» What is needed
Single out the lines that include the word "classifiers". Copy them.

Figure contents as structured data:
########################################
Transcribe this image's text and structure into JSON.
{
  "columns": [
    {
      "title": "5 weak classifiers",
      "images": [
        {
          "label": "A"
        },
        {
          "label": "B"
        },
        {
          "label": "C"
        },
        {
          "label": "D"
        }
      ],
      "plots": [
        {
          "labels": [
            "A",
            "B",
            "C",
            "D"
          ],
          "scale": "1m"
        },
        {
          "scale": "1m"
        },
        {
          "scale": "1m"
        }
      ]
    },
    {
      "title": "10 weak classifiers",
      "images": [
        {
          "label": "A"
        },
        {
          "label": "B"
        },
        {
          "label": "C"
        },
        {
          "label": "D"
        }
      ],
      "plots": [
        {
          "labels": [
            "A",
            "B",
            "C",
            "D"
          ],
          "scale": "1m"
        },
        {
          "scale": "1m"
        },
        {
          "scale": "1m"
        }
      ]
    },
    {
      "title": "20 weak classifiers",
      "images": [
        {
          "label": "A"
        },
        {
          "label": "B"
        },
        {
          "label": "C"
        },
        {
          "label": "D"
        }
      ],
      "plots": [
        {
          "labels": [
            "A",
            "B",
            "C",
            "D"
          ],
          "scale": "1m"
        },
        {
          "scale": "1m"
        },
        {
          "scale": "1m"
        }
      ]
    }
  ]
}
########################################
» Complete response
      "title": "5 weak classifiers",
      "title": "10 weak classifiers",
      "title": "20 weak classifiers",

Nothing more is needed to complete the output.